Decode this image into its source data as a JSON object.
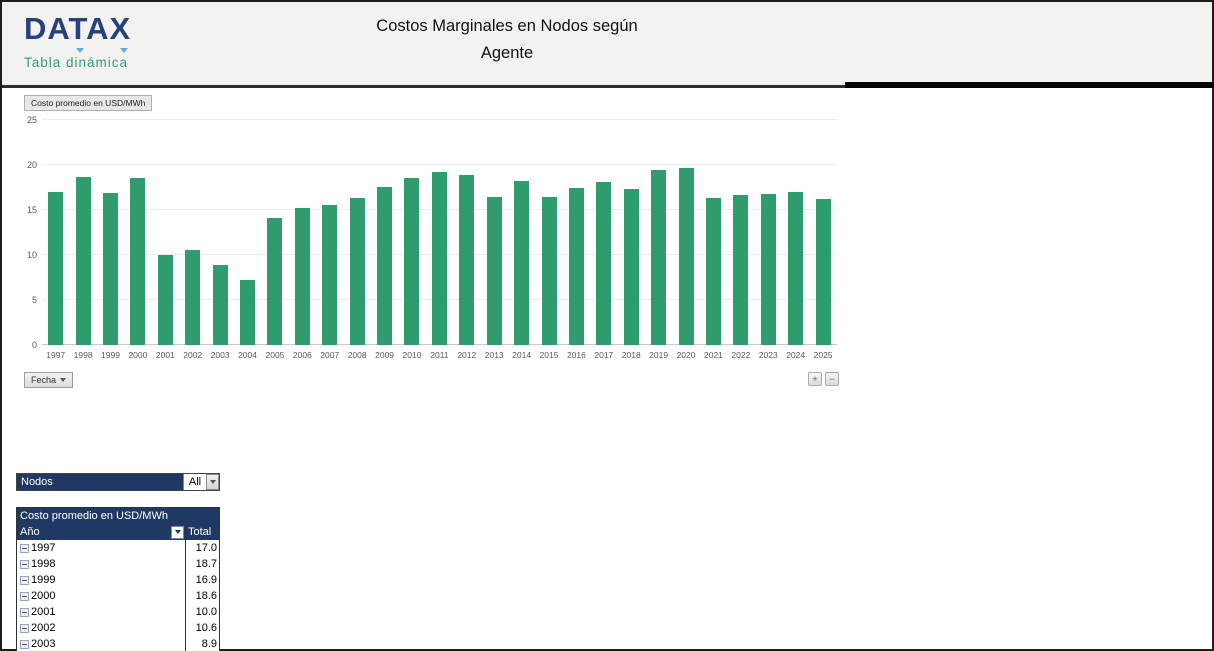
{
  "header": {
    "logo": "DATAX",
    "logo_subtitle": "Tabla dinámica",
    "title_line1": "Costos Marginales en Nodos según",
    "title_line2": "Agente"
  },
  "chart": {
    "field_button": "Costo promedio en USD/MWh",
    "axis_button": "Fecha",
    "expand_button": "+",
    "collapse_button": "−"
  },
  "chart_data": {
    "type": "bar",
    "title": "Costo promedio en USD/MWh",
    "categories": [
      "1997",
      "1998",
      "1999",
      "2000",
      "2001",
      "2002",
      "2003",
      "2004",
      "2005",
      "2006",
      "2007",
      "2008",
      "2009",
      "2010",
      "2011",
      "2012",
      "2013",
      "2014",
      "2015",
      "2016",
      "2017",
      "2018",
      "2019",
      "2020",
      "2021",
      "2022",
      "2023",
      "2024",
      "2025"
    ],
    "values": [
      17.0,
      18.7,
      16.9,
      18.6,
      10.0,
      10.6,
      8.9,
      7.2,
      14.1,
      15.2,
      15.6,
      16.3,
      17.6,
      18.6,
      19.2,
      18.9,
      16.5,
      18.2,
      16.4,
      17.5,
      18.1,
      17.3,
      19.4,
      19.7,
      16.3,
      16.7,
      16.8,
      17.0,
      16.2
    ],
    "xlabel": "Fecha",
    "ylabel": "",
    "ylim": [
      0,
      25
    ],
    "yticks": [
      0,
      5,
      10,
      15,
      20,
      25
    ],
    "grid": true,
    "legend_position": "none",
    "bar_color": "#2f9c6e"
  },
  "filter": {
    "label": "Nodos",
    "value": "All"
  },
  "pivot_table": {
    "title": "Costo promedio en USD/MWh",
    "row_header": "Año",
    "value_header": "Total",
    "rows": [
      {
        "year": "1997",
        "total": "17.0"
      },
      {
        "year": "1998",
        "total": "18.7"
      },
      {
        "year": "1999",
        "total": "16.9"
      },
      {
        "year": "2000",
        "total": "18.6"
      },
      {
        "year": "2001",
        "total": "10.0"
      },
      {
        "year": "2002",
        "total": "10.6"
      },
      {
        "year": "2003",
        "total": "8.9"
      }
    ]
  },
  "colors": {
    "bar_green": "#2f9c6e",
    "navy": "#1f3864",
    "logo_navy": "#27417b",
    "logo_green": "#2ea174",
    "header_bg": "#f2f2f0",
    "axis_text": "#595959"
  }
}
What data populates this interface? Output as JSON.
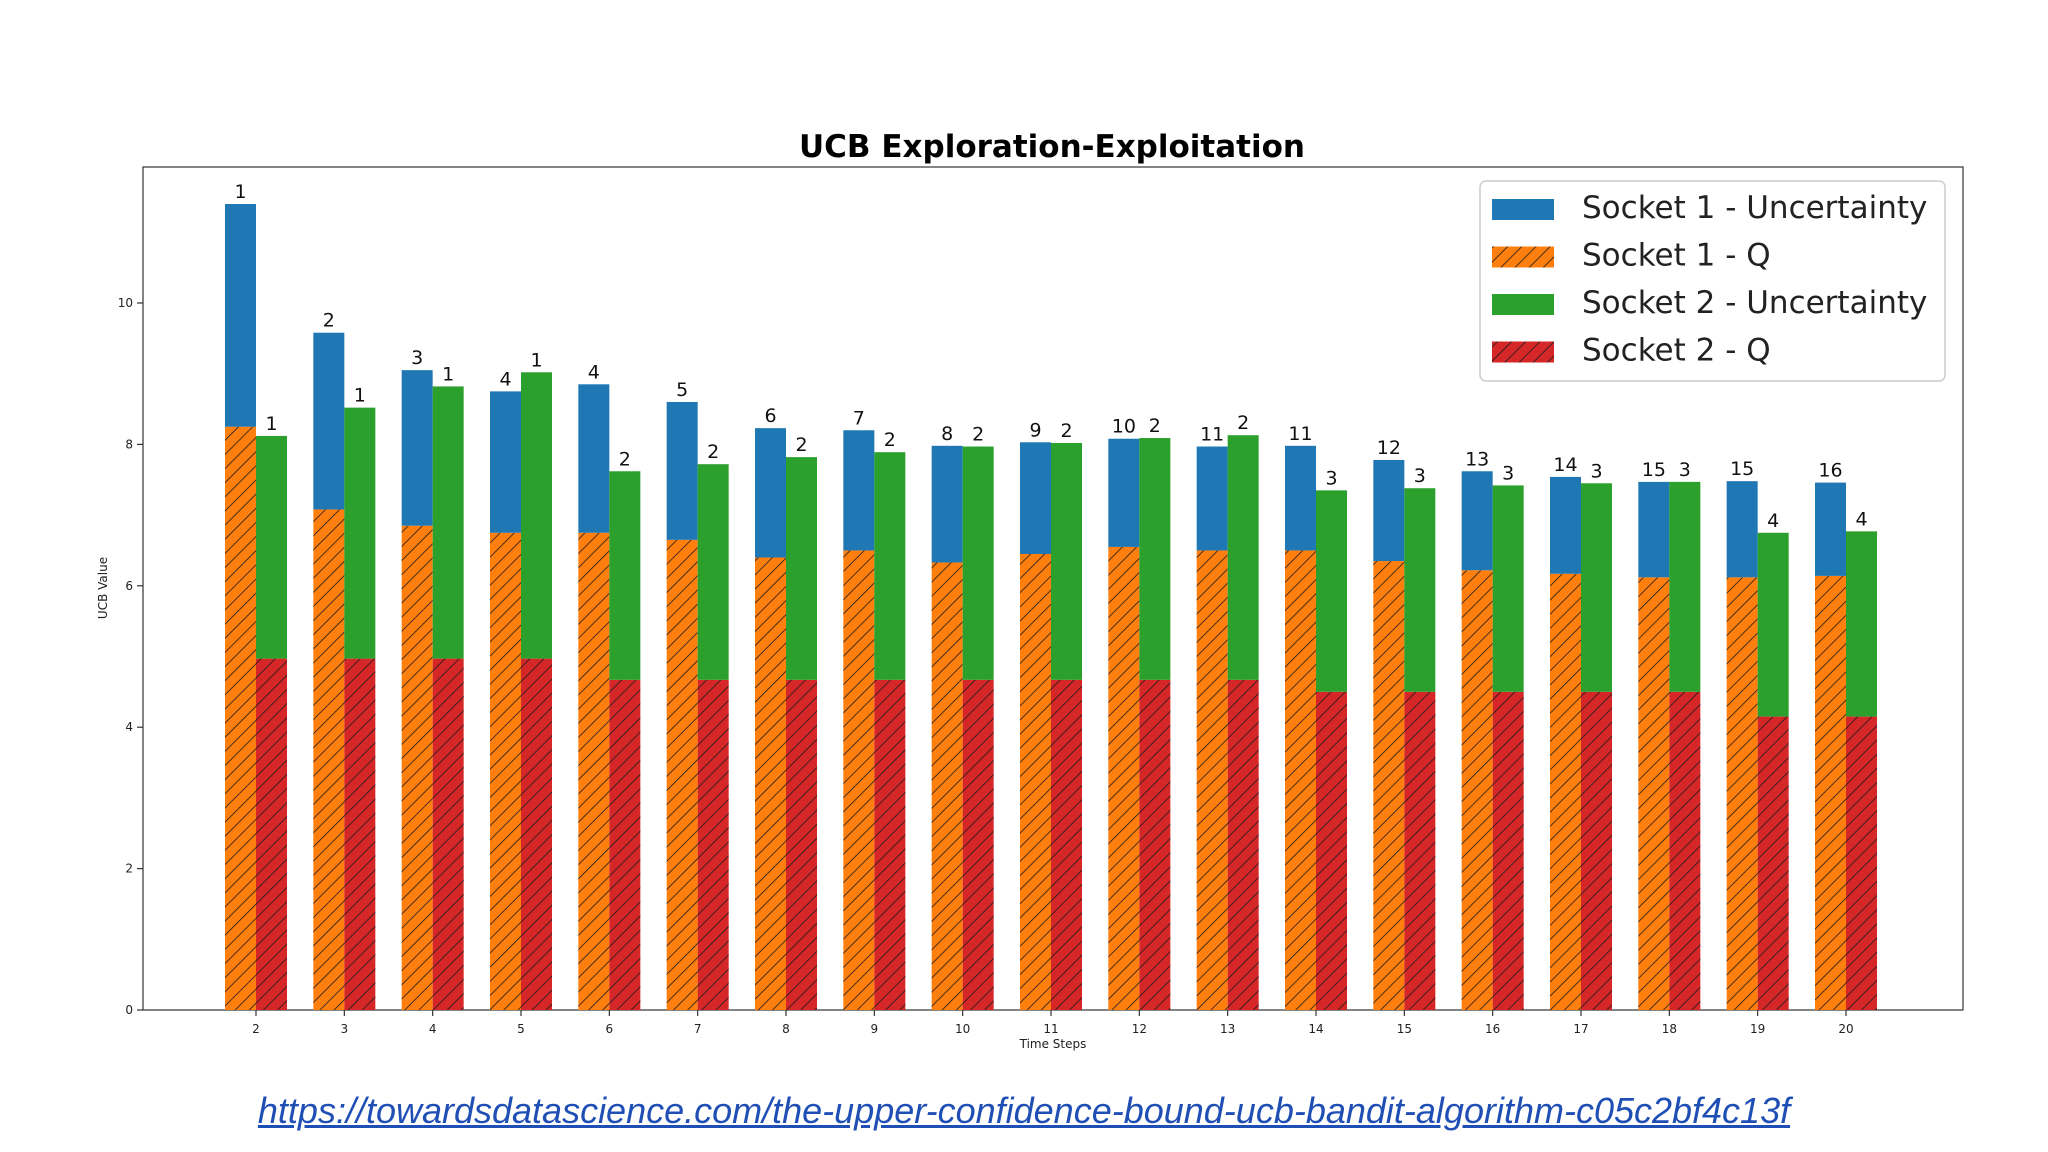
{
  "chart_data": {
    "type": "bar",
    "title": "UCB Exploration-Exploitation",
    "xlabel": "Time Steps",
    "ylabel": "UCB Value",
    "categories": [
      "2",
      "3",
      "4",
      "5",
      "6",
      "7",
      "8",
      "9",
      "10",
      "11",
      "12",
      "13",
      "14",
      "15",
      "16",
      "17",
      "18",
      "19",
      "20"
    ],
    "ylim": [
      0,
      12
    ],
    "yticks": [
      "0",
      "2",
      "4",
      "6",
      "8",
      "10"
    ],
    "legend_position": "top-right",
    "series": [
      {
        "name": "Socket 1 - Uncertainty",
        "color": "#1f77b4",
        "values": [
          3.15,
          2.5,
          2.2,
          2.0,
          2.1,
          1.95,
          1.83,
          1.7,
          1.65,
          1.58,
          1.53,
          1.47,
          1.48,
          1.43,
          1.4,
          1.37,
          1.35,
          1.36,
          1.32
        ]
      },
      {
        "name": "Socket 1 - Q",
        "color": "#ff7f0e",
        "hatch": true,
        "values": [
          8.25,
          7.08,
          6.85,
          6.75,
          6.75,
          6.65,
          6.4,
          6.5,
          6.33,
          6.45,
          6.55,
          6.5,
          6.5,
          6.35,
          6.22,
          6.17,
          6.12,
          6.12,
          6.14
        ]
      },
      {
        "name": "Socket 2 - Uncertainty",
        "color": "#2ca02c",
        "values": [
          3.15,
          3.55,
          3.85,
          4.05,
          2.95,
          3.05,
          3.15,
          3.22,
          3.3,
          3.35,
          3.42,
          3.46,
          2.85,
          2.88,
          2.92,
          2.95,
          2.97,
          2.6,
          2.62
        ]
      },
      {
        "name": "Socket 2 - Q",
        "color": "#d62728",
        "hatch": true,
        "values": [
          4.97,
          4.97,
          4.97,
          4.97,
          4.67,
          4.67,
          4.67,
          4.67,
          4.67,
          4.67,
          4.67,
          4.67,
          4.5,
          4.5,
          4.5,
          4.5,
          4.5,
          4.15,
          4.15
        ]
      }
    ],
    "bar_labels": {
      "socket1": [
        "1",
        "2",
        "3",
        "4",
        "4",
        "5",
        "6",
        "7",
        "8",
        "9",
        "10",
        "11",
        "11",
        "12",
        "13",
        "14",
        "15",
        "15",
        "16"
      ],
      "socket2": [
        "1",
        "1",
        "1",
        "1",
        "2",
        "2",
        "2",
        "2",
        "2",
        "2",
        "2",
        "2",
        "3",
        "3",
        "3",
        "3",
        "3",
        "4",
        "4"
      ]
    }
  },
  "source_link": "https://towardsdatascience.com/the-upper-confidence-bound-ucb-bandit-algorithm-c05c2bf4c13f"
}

------------------------

## Given problem
Every entry must be reproduced exactly, with the images left out.

## Solution to the exercise
Decode this image into its source data as a JSON object.
{
  "header": {
    "logo": "DATAX",
    "logo_subtitle": "Tabla dinámica",
    "title_line1": "Costos Marginales en Nodos según",
    "title_line2": "Agente"
  },
  "chart": {
    "field_button": "Costo promedio en USD/MWh",
    "axis_button": "Fecha",
    "expand_button": "+",
    "collapse_button": "−"
  },
  "chart_data": {
    "type": "bar",
    "title": "Costo promedio en USD/MWh",
    "categories": [
      "1997",
      "1998",
      "1999",
      "2000",
      "2001",
      "2002",
      "2003",
      "2004",
      "2005",
      "2006",
      "2007",
      "2008",
      "2009",
      "2010",
      "2011",
      "2012",
      "2013",
      "2014",
      "2015",
      "2016",
      "2017",
      "2018",
      "2019",
      "2020",
      "2021",
      "2022",
      "2023",
      "2024",
      "2025"
    ],
    "values": [
      17.0,
      18.7,
      16.9,
      18.6,
      10.0,
      10.6,
      8.9,
      7.2,
      14.1,
      15.2,
      15.6,
      16.3,
      17.6,
      18.6,
      19.2,
      18.9,
      16.5,
      18.2,
      16.4,
      17.5,
      18.1,
      17.3,
      19.4,
      19.7,
      16.3,
      16.7,
      16.8,
      17.0,
      16.2
    ],
    "xlabel": "Fecha",
    "ylabel": "",
    "ylim": [
      0,
      25
    ],
    "yticks": [
      0,
      5,
      10,
      15,
      20,
      25
    ],
    "grid": true,
    "legend_position": "none",
    "bar_color": "#2f9c6e"
  },
  "filter": {
    "label": "Nodos",
    "value": "All"
  },
  "pivot_table": {
    "title": "Costo promedio en USD/MWh",
    "row_header": "Año",
    "value_header": "Total",
    "rows": [
      {
        "year": "1997",
        "total": "17.0"
      },
      {
        "year": "1998",
        "total": "18.7"
      },
      {
        "year": "1999",
        "total": "16.9"
      },
      {
        "year": "2000",
        "total": "18.6"
      },
      {
        "year": "2001",
        "total": "10.0"
      },
      {
        "year": "2002",
        "total": "10.6"
      },
      {
        "year": "2003",
        "total": "8.9"
      }
    ]
  },
  "colors": {
    "bar_green": "#2f9c6e",
    "navy": "#1f3864",
    "logo_navy": "#27417b",
    "logo_green": "#2ea174",
    "header_bg": "#f2f2f0",
    "axis_text": "#595959"
  }
}
What data populates this interface? Output as JSON.
{
  "chart_data": {
    "type": "bar",
    "title": "UCB Exploration-Exploitation",
    "xlabel": "Time Steps",
    "ylabel": "UCB Value",
    "categories": [
      "2",
      "3",
      "4",
      "5",
      "6",
      "7",
      "8",
      "9",
      "10",
      "11",
      "12",
      "13",
      "14",
      "15",
      "16",
      "17",
      "18",
      "19",
      "20"
    ],
    "ylim": [
      0,
      12
    ],
    "yticks": [
      "0",
      "2",
      "4",
      "6",
      "8",
      "10"
    ],
    "legend_position": "top-right",
    "series": [
      {
        "name": "Socket 1 - Uncertainty",
        "color": "#1f77b4",
        "values": [
          3.15,
          2.5,
          2.2,
          2.0,
          2.1,
          1.95,
          1.83,
          1.7,
          1.65,
          1.58,
          1.53,
          1.47,
          1.48,
          1.43,
          1.4,
          1.37,
          1.35,
          1.36,
          1.32
        ]
      },
      {
        "name": "Socket 1 - Q",
        "color": "#ff7f0e",
        "hatch": true,
        "values": [
          8.25,
          7.08,
          6.85,
          6.75,
          6.75,
          6.65,
          6.4,
          6.5,
          6.33,
          6.45,
          6.55,
          6.5,
          6.5,
          6.35,
          6.22,
          6.17,
          6.12,
          6.12,
          6.14
        ]
      },
      {
        "name": "Socket 2 - Uncertainty",
        "color": "#2ca02c",
        "values": [
          3.15,
          3.55,
          3.85,
          4.05,
          2.95,
          3.05,
          3.15,
          3.22,
          3.3,
          3.35,
          3.42,
          3.46,
          2.85,
          2.88,
          2.92,
          2.95,
          2.97,
          2.6,
          2.62
        ]
      },
      {
        "name": "Socket 2 - Q",
        "color": "#d62728",
        "hatch": true,
        "values": [
          4.97,
          4.97,
          4.97,
          4.97,
          4.67,
          4.67,
          4.67,
          4.67,
          4.67,
          4.67,
          4.67,
          4.67,
          4.5,
          4.5,
          4.5,
          4.5,
          4.5,
          4.15,
          4.15
        ]
      }
    ],
    "bar_labels": {
      "socket1": [
        "1",
        "2",
        "3",
        "4",
        "4",
        "5",
        "6",
        "7",
        "8",
        "9",
        "10",
        "11",
        "11",
        "12",
        "13",
        "14",
        "15",
        "15",
        "16"
      ],
      "socket2": [
        "1",
        "1",
        "1",
        "1",
        "2",
        "2",
        "2",
        "2",
        "2",
        "2",
        "2",
        "2",
        "3",
        "3",
        "3",
        "3",
        "3",
        "4",
        "4"
      ]
    }
  },
  "source_link": "https://towardsdatascience.com/the-upper-confidence-bound-ucb-bandit-algorithm-c05c2bf4c13f"
}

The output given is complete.